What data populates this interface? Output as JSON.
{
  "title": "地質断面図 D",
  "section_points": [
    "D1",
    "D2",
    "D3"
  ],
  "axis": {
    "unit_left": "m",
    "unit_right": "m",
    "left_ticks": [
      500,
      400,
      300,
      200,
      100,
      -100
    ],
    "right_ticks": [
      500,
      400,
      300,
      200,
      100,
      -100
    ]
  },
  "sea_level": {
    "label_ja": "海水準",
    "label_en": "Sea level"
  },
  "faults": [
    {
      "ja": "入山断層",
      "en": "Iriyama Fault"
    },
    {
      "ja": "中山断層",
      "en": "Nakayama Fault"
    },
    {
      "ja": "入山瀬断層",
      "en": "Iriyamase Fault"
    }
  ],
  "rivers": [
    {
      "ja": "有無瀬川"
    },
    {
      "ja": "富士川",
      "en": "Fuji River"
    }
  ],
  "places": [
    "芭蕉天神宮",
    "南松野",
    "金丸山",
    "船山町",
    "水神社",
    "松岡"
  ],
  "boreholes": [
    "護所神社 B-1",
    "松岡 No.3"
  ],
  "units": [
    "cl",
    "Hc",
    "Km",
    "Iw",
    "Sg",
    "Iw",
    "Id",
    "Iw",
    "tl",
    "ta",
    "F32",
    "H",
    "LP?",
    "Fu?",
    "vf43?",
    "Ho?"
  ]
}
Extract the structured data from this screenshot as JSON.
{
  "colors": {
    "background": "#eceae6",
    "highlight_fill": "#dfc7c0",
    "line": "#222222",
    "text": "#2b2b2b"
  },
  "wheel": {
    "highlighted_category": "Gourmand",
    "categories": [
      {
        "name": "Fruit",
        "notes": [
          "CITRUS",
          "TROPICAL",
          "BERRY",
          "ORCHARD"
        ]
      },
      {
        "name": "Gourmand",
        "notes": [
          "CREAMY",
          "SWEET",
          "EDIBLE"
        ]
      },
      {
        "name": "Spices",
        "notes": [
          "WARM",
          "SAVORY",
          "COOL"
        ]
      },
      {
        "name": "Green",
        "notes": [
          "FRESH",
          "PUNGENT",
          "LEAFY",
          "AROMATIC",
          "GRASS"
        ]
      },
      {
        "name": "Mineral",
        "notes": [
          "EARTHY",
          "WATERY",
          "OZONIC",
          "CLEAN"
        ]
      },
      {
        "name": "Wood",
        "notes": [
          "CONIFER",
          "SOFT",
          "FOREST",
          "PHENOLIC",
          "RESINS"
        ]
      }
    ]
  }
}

──────────

> REQUIRED WORK: Check each line of the data above for the string "JSON", then report how many lines have it, with no other words.

> FINAL ANSWER: 2